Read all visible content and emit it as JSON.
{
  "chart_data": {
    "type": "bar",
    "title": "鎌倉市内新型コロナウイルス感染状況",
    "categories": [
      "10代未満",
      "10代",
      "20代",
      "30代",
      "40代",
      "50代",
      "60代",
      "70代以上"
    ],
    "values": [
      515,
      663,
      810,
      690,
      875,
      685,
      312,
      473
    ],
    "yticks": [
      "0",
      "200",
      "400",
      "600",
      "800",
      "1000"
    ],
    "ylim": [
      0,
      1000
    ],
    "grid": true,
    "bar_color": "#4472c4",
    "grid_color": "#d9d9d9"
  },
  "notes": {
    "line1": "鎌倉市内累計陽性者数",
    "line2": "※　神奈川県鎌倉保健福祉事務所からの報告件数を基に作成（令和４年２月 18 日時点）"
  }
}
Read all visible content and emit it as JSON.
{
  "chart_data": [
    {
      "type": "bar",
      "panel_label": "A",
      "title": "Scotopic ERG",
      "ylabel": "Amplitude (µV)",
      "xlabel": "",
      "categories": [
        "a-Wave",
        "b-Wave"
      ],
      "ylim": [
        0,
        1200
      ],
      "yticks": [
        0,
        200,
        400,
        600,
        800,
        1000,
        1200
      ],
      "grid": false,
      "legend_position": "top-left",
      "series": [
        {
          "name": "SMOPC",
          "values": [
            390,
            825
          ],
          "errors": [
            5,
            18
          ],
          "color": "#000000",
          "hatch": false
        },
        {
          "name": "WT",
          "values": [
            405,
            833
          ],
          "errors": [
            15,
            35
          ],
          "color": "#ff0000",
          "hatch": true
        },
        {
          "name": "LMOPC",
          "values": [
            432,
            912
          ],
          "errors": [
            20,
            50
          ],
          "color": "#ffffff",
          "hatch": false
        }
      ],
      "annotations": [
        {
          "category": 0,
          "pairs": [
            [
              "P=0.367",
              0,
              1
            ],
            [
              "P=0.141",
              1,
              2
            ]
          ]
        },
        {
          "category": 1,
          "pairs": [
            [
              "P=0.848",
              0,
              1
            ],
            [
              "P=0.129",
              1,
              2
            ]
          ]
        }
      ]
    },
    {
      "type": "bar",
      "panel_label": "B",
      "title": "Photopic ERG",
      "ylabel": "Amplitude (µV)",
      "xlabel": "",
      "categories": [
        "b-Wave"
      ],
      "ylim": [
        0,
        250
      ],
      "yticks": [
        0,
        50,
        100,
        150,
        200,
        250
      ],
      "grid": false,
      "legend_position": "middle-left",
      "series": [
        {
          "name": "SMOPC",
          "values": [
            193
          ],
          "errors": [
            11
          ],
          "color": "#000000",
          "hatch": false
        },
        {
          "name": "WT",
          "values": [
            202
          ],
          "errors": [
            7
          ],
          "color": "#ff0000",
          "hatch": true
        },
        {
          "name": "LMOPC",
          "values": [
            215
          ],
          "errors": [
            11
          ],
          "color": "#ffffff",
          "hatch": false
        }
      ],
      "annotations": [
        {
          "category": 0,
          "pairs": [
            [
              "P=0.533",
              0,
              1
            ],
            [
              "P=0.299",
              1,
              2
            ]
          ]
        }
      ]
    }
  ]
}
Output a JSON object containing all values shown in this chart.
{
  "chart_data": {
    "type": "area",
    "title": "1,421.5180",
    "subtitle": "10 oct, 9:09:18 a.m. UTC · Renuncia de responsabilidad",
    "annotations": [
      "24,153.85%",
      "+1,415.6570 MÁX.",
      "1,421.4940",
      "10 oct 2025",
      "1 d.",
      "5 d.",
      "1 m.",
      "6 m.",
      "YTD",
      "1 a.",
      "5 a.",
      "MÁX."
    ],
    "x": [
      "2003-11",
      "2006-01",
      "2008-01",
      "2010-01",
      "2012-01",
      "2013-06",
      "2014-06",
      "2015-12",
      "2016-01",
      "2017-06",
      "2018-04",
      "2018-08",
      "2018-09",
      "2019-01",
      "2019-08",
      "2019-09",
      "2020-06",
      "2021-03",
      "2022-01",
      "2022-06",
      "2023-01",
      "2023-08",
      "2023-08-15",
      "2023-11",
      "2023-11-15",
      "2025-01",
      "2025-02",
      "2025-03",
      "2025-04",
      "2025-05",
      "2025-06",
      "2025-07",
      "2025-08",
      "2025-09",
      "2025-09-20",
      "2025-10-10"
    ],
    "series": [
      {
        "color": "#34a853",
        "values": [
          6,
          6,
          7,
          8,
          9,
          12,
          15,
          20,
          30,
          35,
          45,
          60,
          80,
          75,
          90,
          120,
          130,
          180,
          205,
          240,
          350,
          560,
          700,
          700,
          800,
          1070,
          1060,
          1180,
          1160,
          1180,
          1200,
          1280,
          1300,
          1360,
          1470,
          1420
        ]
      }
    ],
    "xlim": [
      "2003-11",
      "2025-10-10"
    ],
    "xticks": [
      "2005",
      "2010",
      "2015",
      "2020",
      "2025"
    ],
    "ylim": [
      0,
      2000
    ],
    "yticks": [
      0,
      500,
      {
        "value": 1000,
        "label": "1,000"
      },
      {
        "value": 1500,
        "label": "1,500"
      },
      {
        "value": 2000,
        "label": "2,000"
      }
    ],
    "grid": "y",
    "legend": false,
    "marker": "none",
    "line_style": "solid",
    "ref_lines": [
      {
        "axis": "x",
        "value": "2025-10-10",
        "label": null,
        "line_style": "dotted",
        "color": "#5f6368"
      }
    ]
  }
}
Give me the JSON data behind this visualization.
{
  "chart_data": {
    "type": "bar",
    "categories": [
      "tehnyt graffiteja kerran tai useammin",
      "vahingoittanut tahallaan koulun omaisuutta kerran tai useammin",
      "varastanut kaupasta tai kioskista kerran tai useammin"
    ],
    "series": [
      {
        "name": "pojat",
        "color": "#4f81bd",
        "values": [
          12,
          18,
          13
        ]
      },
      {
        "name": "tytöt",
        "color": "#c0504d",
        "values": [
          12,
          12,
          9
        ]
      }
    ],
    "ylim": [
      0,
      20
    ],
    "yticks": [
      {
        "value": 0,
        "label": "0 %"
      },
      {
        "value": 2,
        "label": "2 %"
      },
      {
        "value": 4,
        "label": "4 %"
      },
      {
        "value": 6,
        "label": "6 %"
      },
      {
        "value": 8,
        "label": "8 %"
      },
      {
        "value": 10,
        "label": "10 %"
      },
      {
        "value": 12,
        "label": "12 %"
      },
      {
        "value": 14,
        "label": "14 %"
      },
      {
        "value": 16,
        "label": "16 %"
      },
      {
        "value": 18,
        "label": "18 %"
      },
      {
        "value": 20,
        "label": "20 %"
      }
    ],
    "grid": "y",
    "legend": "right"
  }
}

+===+

Given exercise
Please restate the whole listing word for word.

Written reply
Read all visible content and emit it as JSON.
{
  "chart_data": {
    "type": "bar",
    "title": "鎌倉市内新型コロナウイルス感染状況",
    "categories": [
      "10代未満",
      "10代",
      "20代",
      "30代",
      "40代",
      "50代",
      "60代",
      "70代以上"
    ],
    "values": [
      515,
      663,
      810,
      690,
      875,
      685,
      312,
      473
    ],
    "yticks": [
      "0",
      "200",
      "400",
      "600",
      "800",
      "1000"
    ],
    "ylim": [
      0,
      1000
    ],
    "grid": true,
    "bar_color": "#4472c4",
    "grid_color": "#d9d9d9"
  },
  "notes": {
    "line1": "鎌倉市内累計陽性者数",
    "line2": "※　神奈川県鎌倉保健福祉事務所からの報告件数を基に作成（令和４年２月 18 日時点）"
  }
}
Read all visible content and emit it as JSON.
{
  "chart_data": [
    {
      "type": "bar",
      "panel_label": "A",
      "title": "Scotopic ERG",
      "ylabel": "Amplitude (µV)",
      "xlabel": "",
      "categories": [
        "a-Wave",
        "b-Wave"
      ],
      "ylim": [
        0,
        1200
      ],
      "yticks": [
        0,
        200,
        400,
        600,
        800,
        1000,
        1200
      ],
      "grid": false,
      "legend_position": "top-left",
      "series": [
        {
          "name": "SMOPC",
          "values": [
            390,
            825
          ],
          "errors": [
            5,
            18
          ],
          "color": "#000000",
          "hatch": false
        },
        {
          "name": "WT",
          "values": [
            405,
            833
          ],
          "errors": [
            15,
            35
          ],
          "color": "#ff0000",
          "hatch": true
        },
        {
          "name": "LMOPC",
          "values": [
            432,
            912
          ],
          "errors": [
            20,
            50
          ],
          "color": "#ffffff",
          "hatch": false
        }
      ],
      "annotations": [
        {
          "category": 0,
          "pairs": [
            [
              "P=0.367",
              0,
              1
            ],
            [
              "P=0.141",
              1,
              2
            ]
          ]
        },
        {
          "category": 1,
          "pairs": [
            [
              "P=0.848",
              0,
              1
            ],
            [
              "P=0.129",
              1,
              2
            ]
          ]
        }
      ]
    },
    {
      "type": "bar",
      "panel_label": "B",
      "title": "Photopic ERG",
      "ylabel": "Amplitude (µV)",
      "xlabel": "",
      "categories": [
        "b-Wave"
      ],
      "ylim": [
        0,
        250
      ],
      "yticks": [
        0,
        50,
        100,
        150,
        200,
        250
      ],
      "grid": false,
      "legend_position": "middle-left",
      "series": [
        {
          "name": "SMOPC",
          "values": [
            193
          ],
          "errors": [
            11
          ],
          "color": "#000000",
          "hatch": false
        },
        {
          "name": "WT",
          "values": [
            202
          ],
          "errors": [
            7
          ],
          "color": "#ff0000",
          "hatch": true
        },
        {
          "name": "LMOPC",
          "values": [
            215
          ],
          "errors": [
            11
          ],
          "color": "#ffffff",
          "hatch": false
        }
      ],
      "annotations": [
        {
          "category": 0,
          "pairs": [
            [
              "P=0.533",
              0,
              1
            ],
            [
              "P=0.299",
              1,
              2
            ]
          ]
        }
      ]
    }
  ]
}
Output a JSON object containing all values shown in this chart.
{
  "chart_data": {
    "type": "area",
    "title": "1,421.5180",
    "subtitle": "10 oct, 9:09:18 a.m. UTC · Renuncia de responsabilidad",
    "annotations": [
      "24,153.85%",
      "+1,415.6570 MÁX.",
      "1,421.4940",
      "10 oct 2025",
      "1 d.",
      "5 d.",
      "1 m.",
      "6 m.",
      "YTD",
      "1 a.",
      "5 a.",
      "MÁX."
    ],
    "x": [
      "2003-11",
      "2006-01",
      "2008-01",
      "2010-01",
      "2012-01",
      "2013-06",
      "2014-06",
      "2015-12",
      "2016-01",
      "2017-06",
      "2018-04",
      "2018-08",
      "2018-09",
      "2019-01",
      "2019-08",
      "2019-09",
      "2020-06",
      "2021-03",
      "2022-01",
      "2022-06",
      "2023-01",
      "2023-08",
      "2023-08-15",
      "2023-11",
      "2023-11-15",
      "2025-01",
      "2025-02",
      "2025-03",
      "2025-04",
      "2025-05",
      "2025-06",
      "2025-07",
      "2025-08",
      "2025-09",
      "2025-09-20",
      "2025-10-10"
    ],
    "series": [
      {
        "color": "#34a853",
        "values": [
          6,
          6,
          7,
          8,
          9,
          12,
          15,
          20,
          30,
          35,
          45,
          60,
          80,
          75,
          90,
          120,
          130,
          180,
          205,
          240,
          350,
          560,
          700,
          700,
          800,
          1070,
          1060,
          1180,
          1160,
          1180,
          1200,
          1280,
          1300,
          1360,
          1470,
          1420
        ]
      }
    ],
    "xlim": [
      "2003-11",
      "2025-10-10"
    ],
    "xticks": [
      "2005",
      "2010",
      "2015",
      "2020",
      "2025"
    ],
    "ylim": [
      0,
      2000
    ],
    "yticks": [
      0,
      500,
      {
        "value": 1000,
        "label": "1,000"
      },
      {
        "value": 1500,
        "label": "1,500"
      },
      {
        "value": 2000,
        "label": "2,000"
      }
    ],
    "grid": "y",
    "legend": false,
    "marker": "none",
    "line_style": "solid",
    "ref_lines": [
      {
        "axis": "x",
        "value": "2025-10-10",
        "label": null,
        "line_style": "dotted",
        "color": "#5f6368"
      }
    ]
  }
}
Give me the JSON data behind this visualization.
{
  "chart_data": {
    "type": "bar",
    "categories": [
      "tehnyt graffiteja kerran tai useammin",
      "vahingoittanut tahallaan koulun omaisuutta kerran tai useammin",
      "varastanut kaupasta tai kioskista kerran tai useammin"
    ],
    "series": [
      {
        "name": "pojat",
        "color": "#4f81bd",
        "values": [
          12,
          18,
          13
        ]
      },
      {
        "name": "tytöt",
        "color": "#c0504d",
        "values": [
          12,
          12,
          9
        ]
      }
    ],
    "ylim": [
      0,
      20
    ],
    "yticks": [
      {
        "value": 0,
        "label": "0 %"
      },
      {
        "value": 2,
        "label": "2 %"
      },
      {
        "value": 4,
        "label": "4 %"
      },
      {
        "value": 6,
        "label": "6 %"
      },
      {
        "value": 8,
        "label": "8 %"
      },
      {
        "value": 10,
        "label": "10 %"
      },
      {
        "value": 12,
        "label": "12 %"
      },
      {
        "value": 14,
        "label": "14 %"
      },
      {
        "value": 16,
        "label": "16 %"
      },
      {
        "value": 18,
        "label": "18 %"
      },
      {
        "value": 20,
        "label": "20 %"
      }
    ],
    "grid": "y",
    "legend": "right"
  }
}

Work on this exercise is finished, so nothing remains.